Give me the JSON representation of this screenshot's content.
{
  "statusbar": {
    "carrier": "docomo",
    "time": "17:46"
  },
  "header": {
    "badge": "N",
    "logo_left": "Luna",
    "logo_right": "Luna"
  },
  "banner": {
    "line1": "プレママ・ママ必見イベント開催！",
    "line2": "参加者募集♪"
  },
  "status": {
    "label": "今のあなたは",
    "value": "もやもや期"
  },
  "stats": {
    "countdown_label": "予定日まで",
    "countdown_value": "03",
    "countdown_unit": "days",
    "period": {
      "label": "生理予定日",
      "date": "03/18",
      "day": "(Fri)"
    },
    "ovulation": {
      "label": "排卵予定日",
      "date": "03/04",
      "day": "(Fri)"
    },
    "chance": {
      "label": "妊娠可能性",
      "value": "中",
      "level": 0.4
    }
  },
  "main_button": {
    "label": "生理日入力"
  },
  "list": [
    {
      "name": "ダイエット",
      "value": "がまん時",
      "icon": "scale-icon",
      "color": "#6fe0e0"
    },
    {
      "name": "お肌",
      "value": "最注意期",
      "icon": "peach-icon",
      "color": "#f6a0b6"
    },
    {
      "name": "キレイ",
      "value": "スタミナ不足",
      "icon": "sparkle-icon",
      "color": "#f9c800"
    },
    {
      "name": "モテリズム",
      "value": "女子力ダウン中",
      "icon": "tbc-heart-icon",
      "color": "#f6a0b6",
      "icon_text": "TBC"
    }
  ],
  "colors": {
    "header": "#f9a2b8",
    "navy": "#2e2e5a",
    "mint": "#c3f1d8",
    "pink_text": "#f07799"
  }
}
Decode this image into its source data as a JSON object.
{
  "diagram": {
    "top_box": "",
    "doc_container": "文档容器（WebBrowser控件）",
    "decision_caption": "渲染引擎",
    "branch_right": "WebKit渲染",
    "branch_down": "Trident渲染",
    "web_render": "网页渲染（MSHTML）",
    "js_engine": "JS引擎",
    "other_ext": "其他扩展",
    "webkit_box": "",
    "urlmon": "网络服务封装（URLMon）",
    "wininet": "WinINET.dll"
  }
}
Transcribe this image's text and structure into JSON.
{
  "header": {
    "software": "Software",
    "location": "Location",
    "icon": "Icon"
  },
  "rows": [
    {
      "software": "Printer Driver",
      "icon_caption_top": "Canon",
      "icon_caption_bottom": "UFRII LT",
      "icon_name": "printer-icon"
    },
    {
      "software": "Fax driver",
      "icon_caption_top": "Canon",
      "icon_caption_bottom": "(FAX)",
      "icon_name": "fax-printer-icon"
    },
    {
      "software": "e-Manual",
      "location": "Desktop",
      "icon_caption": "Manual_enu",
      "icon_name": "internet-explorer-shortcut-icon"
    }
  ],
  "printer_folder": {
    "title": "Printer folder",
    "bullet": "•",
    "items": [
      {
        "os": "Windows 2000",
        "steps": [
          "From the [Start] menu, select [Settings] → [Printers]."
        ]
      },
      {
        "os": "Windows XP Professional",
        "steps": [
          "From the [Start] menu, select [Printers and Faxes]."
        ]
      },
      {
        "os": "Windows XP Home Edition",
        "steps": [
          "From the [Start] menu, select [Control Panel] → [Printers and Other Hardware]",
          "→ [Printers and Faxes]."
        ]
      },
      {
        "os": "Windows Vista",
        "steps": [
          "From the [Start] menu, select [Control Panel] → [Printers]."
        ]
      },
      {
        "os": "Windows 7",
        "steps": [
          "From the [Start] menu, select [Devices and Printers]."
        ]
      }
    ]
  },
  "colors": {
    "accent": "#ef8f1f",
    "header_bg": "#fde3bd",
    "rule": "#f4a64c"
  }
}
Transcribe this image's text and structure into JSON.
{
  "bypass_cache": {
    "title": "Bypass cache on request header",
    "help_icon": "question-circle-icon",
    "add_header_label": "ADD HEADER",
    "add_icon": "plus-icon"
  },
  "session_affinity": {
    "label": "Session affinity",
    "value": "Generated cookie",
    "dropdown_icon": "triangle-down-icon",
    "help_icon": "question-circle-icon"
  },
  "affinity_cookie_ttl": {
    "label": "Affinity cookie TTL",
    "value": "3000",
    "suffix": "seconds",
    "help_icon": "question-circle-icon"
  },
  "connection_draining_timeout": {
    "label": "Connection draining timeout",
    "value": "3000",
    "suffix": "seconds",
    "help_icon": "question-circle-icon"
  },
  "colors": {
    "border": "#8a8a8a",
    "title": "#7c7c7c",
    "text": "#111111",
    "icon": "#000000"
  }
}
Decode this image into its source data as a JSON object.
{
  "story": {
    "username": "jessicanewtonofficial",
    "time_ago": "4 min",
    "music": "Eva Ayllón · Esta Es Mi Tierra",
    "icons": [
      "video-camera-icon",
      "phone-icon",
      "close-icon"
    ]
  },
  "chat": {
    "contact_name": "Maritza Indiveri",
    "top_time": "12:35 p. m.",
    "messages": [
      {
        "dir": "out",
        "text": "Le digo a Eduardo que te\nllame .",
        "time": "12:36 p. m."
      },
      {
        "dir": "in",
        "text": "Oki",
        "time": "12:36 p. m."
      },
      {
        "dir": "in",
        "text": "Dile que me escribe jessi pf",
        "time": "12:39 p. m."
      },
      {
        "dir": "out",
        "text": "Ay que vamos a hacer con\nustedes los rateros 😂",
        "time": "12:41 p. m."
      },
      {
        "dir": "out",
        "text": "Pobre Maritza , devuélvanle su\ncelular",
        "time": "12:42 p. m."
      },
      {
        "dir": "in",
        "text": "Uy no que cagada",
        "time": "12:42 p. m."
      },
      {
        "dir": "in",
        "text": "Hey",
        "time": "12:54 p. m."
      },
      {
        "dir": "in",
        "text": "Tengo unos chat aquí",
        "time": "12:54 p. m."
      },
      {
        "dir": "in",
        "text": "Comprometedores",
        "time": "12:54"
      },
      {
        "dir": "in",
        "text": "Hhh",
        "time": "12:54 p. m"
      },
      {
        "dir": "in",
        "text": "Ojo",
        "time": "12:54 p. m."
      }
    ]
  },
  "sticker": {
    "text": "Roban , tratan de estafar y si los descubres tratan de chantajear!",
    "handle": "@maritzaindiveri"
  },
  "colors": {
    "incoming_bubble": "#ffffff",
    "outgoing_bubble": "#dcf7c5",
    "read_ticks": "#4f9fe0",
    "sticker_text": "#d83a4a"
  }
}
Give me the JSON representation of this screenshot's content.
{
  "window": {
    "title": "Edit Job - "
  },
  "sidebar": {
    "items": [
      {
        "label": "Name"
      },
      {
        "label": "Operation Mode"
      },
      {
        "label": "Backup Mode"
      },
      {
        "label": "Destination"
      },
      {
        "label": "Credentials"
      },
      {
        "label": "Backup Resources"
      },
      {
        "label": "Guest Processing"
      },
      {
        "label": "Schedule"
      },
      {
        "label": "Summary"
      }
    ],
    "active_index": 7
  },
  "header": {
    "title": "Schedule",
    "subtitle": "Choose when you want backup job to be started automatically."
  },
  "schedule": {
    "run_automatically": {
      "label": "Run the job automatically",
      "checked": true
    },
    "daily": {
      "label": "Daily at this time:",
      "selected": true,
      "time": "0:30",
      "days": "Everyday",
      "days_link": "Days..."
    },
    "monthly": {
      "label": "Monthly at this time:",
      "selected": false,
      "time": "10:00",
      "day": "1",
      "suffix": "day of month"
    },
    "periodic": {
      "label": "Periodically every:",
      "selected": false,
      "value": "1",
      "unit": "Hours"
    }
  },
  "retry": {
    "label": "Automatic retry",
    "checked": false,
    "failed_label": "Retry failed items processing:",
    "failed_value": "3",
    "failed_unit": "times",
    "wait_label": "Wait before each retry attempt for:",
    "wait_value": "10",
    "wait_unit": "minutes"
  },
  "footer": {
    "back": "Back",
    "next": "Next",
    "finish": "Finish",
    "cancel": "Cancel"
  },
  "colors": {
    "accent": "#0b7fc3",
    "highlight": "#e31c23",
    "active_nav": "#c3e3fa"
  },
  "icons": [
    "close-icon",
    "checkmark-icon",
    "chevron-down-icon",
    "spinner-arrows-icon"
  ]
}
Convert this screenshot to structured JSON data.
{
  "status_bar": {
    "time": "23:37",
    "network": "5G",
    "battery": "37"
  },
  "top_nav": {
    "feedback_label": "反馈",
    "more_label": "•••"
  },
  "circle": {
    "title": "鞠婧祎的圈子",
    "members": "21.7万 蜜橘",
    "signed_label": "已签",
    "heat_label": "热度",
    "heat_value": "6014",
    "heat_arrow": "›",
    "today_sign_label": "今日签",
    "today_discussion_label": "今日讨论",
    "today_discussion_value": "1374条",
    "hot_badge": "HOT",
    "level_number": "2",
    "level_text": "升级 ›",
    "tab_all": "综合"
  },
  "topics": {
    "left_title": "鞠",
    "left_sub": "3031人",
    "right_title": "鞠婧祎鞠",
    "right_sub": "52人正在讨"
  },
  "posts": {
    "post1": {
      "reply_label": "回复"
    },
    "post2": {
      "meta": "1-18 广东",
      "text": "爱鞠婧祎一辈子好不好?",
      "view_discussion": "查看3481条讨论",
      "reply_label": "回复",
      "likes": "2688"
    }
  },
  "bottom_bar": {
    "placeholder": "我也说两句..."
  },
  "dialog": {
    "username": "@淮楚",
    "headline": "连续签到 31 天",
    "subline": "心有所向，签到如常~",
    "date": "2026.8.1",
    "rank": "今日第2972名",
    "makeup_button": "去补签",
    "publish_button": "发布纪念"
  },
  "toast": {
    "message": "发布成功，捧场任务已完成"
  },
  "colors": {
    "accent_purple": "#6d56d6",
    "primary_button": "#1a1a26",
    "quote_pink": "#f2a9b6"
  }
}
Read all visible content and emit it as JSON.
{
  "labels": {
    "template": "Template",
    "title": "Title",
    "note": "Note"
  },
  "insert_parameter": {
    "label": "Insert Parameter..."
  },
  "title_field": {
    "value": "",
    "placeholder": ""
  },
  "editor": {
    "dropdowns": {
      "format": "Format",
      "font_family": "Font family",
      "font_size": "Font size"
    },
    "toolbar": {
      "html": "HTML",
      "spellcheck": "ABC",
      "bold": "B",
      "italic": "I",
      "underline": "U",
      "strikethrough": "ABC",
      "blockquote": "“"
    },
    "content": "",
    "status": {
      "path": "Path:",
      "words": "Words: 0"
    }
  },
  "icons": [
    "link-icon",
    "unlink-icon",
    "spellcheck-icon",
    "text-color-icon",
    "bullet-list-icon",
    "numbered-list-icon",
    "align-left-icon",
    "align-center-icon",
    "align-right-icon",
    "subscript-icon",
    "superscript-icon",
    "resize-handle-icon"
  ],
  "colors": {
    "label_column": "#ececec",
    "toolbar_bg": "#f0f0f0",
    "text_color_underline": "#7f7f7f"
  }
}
· · · · · · ·
• What to do: Of the lines in the material above, state how many contain the string "From"; give no other text.

• Correct answer: 5